> [Problem requirements] From the entries that follow, gather each line holding the word "CRISIS".

[Saved entries]
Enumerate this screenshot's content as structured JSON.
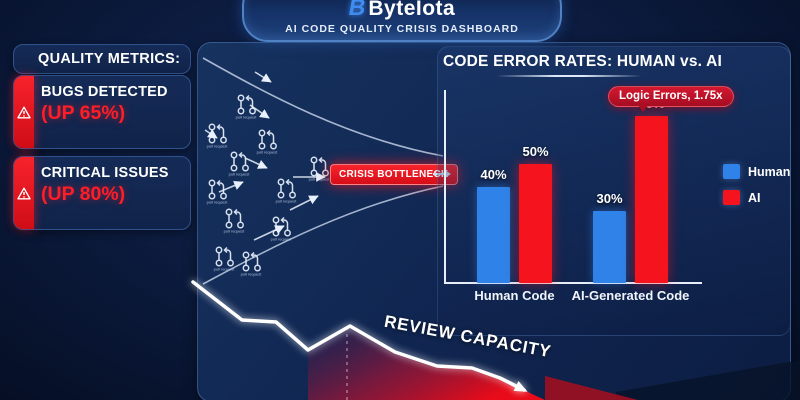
{
  "header": {
    "logo_letter": "B",
    "brand": "ByteIota",
    "subtitle": "AI CODE QUALITY CRISIS DASHBOARD"
  },
  "sidebar": {
    "heading": "QUALITY METRICS:",
    "metrics": [
      {
        "label": "BUGS DETECTED",
        "delta": "(UP 65%)"
      },
      {
        "label": "CRITICAL ISSUES",
        "delta": "(UP 80%)"
      }
    ]
  },
  "funnel": {
    "node_label": "pull request",
    "bottleneck_label": "CRISIS BOTTLENECK"
  },
  "chart_data": {
    "type": "bar",
    "title": "CODE ERROR RATES: HUMAN vs. AI",
    "categories": [
      "Human Code",
      "AI-Generated Code"
    ],
    "series": [
      {
        "name": "Human",
        "color": "#2f82e8",
        "values": [
          40,
          30
        ]
      },
      {
        "name": "AI",
        "color": "#f5141d",
        "values": [
          50,
          70
        ]
      }
    ],
    "value_label_suffix": "%",
    "annotation": "Logic Errors, 1.75x",
    "xlabel": "",
    "ylabel": "",
    "ylim": [
      0,
      80
    ],
    "grid": false,
    "legend_position": "right"
  },
  "trend": {
    "label": "REVIEW CAPACITY"
  },
  "colors": {
    "accent_red": "#f5141d",
    "accent_blue": "#2f82e8",
    "background": "#0c1d42",
    "panel": "#10254e"
  }
}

> [Task solution]
    "subtitle": "AI CODE QUALITY CRISIS DASHBOARD"
    "bottleneck_label": "CRISIS BOTTLENECK"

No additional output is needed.